# Stated goal:
Produce an exact copy of the lines from the line containing "OCR this image." through the last line of the entries below, and only those lines.
-- START Data extract --
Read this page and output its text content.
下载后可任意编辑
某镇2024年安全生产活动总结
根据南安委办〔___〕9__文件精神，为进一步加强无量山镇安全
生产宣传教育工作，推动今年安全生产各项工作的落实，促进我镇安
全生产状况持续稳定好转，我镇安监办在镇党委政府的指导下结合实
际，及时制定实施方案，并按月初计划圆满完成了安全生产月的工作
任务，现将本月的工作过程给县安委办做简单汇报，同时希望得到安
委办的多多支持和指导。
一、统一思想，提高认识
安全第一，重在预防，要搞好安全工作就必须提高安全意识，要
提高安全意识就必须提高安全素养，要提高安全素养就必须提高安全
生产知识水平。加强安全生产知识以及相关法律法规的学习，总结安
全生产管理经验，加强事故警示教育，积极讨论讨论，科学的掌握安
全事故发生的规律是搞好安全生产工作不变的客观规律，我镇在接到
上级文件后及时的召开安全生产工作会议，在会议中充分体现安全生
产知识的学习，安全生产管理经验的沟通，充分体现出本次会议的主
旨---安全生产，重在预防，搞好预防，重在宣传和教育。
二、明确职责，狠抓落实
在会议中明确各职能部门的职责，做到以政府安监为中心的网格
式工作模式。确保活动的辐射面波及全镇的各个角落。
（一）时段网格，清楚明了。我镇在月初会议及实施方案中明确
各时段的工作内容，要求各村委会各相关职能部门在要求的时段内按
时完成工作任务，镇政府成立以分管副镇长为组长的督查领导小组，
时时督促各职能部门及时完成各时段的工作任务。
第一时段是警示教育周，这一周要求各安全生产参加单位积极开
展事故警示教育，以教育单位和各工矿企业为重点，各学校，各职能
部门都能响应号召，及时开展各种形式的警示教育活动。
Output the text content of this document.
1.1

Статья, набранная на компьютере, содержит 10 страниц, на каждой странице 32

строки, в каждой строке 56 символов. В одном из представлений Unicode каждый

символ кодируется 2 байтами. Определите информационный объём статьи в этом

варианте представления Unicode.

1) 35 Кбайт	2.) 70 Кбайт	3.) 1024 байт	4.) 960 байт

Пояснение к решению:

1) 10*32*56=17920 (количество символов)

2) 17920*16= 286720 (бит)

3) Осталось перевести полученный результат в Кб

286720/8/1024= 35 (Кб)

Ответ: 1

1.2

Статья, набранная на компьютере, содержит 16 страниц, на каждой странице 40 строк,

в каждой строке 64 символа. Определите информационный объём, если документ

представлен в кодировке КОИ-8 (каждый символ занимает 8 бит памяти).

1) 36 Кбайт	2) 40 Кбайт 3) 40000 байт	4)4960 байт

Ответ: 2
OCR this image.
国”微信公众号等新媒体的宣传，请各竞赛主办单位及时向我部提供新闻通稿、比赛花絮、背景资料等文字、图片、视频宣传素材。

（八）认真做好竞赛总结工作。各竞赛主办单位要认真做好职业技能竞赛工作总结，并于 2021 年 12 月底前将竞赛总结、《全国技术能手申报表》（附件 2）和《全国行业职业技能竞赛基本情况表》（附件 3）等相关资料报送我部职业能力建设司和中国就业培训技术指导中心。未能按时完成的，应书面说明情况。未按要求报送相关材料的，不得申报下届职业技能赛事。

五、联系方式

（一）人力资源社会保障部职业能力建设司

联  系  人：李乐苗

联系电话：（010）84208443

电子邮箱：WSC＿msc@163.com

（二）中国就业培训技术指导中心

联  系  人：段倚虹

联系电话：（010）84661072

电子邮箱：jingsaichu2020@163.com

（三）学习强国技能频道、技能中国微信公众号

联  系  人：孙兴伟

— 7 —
-- END Data extract --
# Written solution:
OCR this image.
国”微信公众号等新媒体的宣传，请各竞赛主办单位及时向我部提供新闻通稿、比赛花絮、背景资料等文字、图片、视频宣传素材。

（八）认真做好竞赛总结工作。各竞赛主办单位要认真做好职业技能竞赛工作总结，并于 2021 年 12 月底前将竞赛总结、《全国技术能手申报表》（附件 2）和《全国行业职业技能竞赛基本情况表》（附件 3）等相关资料报送我部职业能力建设司和中国就业培训技术指导中心。未能按时完成的，应书面说明情况。未按要求报送相关材料的，不得申报下届职业技能赛事。

五、联系方式

（一）人力资源社会保障部职业能力建设司

联  系  人：李乐苗

联系电话：（010）84208443

电子邮箱：WSC＿msc@163.com

（二）中国就业培训技术指导中心

联  系  人：段倚虹

联系电话：（010）84661072

电子邮箱：jingsaichu2020@163.com

（三）学习强国技能频道、技能中国微信公众号

联  系  人：孙兴伟

— 7 —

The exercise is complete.